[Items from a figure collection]
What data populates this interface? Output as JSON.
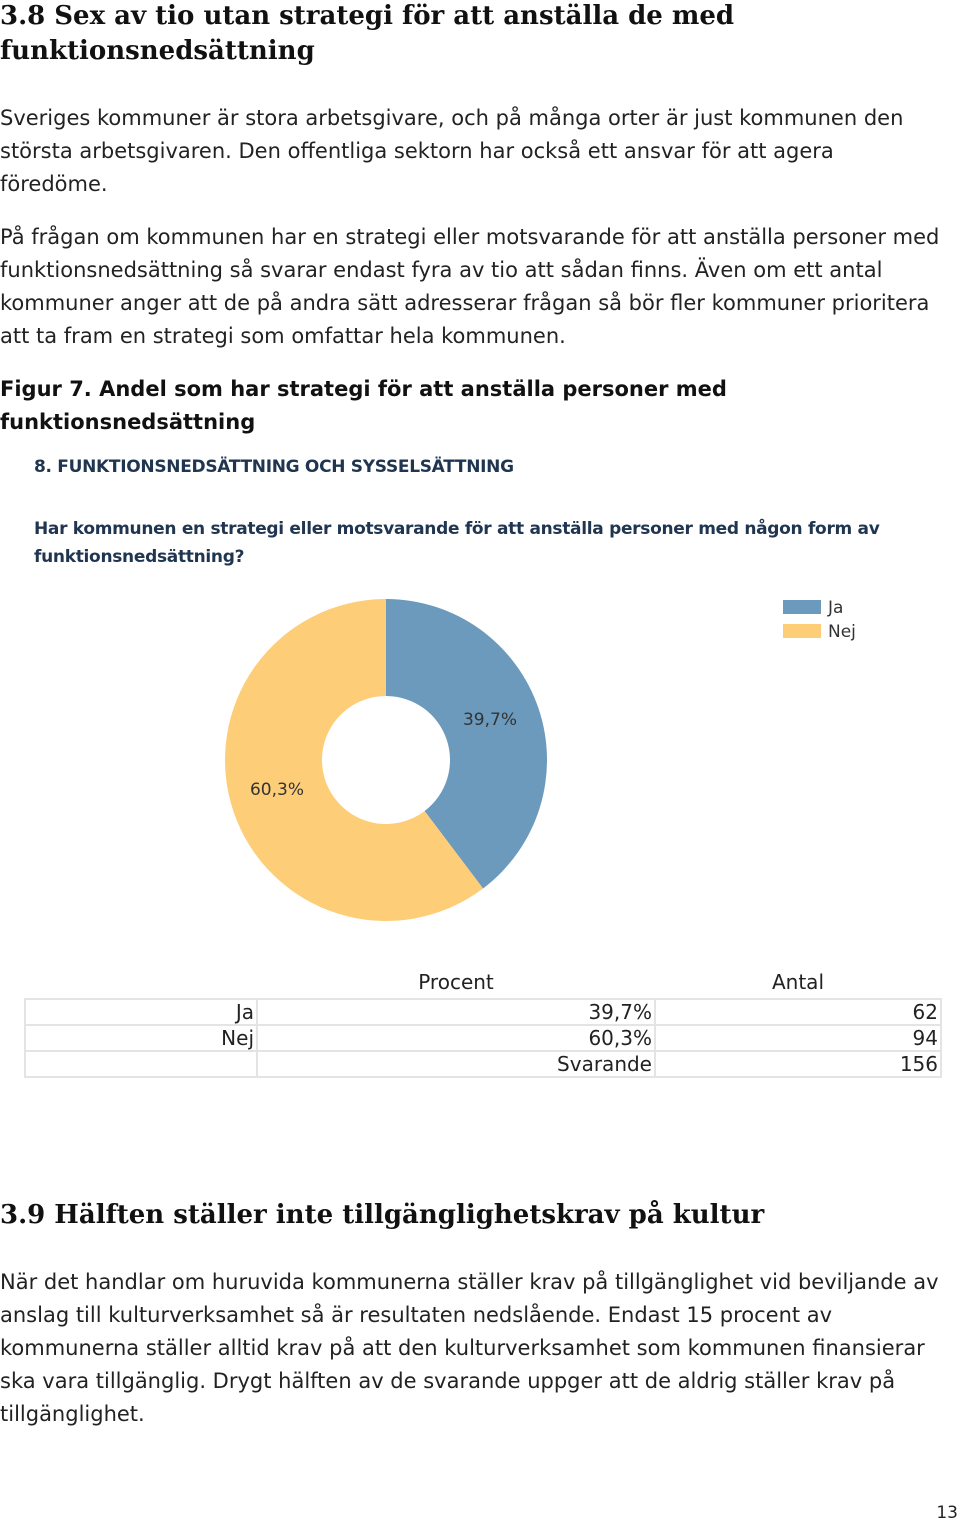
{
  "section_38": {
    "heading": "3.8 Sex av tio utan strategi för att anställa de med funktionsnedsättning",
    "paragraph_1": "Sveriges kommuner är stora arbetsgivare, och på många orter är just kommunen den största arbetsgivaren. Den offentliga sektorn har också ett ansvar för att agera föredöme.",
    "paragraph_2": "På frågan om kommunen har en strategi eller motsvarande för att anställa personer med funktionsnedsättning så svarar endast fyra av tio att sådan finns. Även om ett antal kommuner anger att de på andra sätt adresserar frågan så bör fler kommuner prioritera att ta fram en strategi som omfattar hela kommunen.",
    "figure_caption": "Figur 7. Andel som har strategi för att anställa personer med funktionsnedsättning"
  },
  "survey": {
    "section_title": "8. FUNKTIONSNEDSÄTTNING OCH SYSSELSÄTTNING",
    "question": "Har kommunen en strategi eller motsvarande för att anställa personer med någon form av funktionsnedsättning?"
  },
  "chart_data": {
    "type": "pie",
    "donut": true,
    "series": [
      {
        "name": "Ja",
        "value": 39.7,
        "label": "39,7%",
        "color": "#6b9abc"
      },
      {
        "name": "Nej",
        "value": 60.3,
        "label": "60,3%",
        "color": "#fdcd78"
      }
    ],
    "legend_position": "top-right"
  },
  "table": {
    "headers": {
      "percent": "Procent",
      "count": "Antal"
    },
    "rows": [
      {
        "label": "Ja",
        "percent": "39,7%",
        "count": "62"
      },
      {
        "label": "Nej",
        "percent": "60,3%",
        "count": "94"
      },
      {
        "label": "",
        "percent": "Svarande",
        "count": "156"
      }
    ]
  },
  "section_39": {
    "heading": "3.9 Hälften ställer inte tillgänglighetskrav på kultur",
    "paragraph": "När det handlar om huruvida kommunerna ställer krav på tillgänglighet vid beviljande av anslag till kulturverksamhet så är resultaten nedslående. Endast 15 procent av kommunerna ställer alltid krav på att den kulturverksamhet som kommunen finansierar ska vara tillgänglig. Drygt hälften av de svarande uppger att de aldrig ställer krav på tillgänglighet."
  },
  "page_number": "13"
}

-- Your goal --
Isolate each line of the listing above that includes "personer". Copy it.

-- Reply --
    "paragraph_2": "På frågan om kommunen har en strategi eller motsvarande för att anställa personer med funktionsnedsättning så svarar endast fyra av tio att sådan finns. Även om ett antal kommuner anger att de på andra sätt adresserar frågan så bör fler kommuner prioritera att ta fram en strategi som omfattar hela kommunen.",
    "figure_caption": "Figur 7. Andel som har strategi för att anställa personer med funktionsnedsättning"
    "question": "Har kommunen en strategi eller motsvarande för att anställa personer med någon form av funktionsnedsättning?"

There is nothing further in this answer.